Records from a dataset:
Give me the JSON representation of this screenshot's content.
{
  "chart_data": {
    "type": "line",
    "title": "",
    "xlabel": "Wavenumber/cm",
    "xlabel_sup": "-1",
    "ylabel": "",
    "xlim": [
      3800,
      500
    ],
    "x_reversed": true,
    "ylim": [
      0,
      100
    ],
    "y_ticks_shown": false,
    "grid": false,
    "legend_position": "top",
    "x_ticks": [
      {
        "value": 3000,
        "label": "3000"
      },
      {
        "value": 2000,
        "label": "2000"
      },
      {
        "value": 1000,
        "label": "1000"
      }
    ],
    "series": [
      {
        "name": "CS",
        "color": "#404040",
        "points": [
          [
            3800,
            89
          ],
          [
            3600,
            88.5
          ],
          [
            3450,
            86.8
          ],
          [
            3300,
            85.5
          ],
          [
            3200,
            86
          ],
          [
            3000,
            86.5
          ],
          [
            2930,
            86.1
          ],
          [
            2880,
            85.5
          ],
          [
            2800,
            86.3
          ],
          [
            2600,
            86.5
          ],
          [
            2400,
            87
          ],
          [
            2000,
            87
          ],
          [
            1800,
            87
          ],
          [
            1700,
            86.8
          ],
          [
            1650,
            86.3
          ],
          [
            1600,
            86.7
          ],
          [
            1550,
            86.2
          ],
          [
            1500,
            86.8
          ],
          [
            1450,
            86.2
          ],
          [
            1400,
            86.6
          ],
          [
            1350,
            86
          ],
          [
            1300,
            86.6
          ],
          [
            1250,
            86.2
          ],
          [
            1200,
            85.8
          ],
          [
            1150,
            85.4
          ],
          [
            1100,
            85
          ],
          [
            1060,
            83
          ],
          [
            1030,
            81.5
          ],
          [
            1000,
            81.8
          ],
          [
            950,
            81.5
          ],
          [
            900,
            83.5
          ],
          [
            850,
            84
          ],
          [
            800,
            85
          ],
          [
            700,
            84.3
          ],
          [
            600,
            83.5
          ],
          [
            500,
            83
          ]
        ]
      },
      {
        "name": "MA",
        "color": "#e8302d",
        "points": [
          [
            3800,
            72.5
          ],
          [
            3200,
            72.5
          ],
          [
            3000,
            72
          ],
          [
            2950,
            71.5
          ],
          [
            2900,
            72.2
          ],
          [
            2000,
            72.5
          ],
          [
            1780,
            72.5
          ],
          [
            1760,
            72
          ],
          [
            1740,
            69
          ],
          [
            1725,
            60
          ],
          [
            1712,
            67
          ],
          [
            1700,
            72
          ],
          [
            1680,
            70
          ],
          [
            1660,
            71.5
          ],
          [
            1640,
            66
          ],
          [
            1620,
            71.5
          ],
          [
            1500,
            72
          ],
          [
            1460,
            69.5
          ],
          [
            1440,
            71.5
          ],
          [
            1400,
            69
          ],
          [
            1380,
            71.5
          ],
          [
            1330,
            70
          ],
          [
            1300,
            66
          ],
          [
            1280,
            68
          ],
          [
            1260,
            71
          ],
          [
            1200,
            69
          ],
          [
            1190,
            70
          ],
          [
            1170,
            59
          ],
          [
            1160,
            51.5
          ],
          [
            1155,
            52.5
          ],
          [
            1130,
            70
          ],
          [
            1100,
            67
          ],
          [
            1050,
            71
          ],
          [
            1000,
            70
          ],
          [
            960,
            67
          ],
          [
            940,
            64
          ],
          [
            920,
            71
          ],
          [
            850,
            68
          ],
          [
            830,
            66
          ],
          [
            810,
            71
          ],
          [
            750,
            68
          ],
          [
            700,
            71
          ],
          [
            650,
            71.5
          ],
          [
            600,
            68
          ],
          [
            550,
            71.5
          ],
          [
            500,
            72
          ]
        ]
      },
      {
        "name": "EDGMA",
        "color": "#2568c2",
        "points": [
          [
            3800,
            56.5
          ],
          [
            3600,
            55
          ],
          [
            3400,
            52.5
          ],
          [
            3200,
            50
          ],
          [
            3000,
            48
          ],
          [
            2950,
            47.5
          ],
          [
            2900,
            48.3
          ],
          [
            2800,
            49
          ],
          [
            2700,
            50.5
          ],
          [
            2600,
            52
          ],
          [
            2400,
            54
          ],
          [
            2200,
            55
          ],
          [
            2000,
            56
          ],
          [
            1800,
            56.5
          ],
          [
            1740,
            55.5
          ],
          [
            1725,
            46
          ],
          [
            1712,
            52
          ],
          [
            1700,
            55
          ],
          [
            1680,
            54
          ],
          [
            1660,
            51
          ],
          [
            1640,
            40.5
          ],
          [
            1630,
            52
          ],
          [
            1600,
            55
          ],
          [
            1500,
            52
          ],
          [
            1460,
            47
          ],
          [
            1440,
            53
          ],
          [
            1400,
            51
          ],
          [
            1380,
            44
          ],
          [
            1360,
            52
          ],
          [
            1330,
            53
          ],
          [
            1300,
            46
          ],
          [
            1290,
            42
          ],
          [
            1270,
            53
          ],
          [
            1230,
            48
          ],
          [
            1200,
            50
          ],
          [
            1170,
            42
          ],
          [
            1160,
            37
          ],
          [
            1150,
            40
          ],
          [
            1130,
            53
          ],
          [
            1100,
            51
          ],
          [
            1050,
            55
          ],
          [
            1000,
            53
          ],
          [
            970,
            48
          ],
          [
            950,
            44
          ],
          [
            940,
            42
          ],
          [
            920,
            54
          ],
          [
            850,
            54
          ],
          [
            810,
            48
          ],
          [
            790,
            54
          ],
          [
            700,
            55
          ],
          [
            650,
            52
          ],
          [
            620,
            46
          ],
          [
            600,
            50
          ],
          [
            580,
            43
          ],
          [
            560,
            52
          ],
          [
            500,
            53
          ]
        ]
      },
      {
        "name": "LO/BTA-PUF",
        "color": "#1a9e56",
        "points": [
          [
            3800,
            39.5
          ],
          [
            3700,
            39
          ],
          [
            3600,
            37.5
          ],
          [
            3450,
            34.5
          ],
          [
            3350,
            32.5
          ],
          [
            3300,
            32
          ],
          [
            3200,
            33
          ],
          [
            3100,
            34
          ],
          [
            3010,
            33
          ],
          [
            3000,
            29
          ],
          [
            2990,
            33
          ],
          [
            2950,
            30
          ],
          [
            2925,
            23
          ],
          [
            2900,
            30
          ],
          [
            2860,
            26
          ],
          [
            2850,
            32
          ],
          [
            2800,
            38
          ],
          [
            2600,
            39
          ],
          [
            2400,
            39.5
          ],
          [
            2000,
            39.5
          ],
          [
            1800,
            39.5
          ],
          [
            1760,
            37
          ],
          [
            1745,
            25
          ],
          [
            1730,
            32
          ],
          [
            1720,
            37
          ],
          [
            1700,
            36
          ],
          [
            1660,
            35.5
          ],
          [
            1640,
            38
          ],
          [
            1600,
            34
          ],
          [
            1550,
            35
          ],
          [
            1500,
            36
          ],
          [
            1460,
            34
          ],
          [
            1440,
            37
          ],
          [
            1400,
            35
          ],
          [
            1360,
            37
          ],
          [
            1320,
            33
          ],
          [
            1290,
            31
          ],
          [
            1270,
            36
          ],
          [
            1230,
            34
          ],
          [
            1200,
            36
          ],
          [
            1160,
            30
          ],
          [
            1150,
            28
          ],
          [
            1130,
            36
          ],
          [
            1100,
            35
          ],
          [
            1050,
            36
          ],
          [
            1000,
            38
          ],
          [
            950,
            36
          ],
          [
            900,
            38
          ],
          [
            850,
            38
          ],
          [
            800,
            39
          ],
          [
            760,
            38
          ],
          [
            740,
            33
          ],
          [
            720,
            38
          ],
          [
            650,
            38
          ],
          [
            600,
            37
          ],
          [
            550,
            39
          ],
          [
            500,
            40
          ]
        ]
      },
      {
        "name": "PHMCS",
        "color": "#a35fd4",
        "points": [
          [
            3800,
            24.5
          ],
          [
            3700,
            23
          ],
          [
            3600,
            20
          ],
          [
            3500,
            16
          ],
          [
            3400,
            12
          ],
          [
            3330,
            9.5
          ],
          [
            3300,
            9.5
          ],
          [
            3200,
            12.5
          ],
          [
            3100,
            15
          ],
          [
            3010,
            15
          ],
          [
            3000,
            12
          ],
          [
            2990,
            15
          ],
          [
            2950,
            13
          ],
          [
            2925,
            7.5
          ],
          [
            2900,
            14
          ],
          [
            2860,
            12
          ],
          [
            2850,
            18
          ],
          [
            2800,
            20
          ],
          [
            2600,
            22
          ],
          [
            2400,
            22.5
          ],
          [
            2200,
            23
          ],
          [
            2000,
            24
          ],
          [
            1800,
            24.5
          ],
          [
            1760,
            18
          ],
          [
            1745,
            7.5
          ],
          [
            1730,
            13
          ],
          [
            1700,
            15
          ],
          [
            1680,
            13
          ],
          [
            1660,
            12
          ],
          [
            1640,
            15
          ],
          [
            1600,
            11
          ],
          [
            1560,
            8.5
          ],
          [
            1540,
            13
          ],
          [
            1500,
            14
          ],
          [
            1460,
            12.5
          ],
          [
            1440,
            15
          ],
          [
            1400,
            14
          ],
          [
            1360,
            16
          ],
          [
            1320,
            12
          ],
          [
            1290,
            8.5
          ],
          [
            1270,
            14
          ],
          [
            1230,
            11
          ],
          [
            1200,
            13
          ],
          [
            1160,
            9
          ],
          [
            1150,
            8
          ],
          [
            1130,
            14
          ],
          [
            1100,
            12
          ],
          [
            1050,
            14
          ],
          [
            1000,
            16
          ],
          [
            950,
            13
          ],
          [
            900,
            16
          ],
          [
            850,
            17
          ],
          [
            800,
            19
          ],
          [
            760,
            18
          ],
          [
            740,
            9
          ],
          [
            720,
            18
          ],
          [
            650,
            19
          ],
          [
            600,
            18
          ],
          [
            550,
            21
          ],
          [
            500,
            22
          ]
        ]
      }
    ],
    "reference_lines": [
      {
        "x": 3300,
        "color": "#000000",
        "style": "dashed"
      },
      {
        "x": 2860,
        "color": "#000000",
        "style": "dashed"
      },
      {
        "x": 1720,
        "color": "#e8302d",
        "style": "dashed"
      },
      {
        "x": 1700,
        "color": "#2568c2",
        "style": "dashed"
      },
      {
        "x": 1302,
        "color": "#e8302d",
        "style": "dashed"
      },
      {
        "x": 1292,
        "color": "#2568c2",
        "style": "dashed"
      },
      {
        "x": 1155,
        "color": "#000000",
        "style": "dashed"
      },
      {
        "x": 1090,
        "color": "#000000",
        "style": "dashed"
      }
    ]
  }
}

§ REQUIRED TASK:
Select and copy every line of the listing with the word "name".

§ WRITTEN SOLUTION:
        "name": "CS",
        "name": "MA",
        "name": "EDGMA",
        "name": "LO/BTA-PUF",
        "name": "PHMCS",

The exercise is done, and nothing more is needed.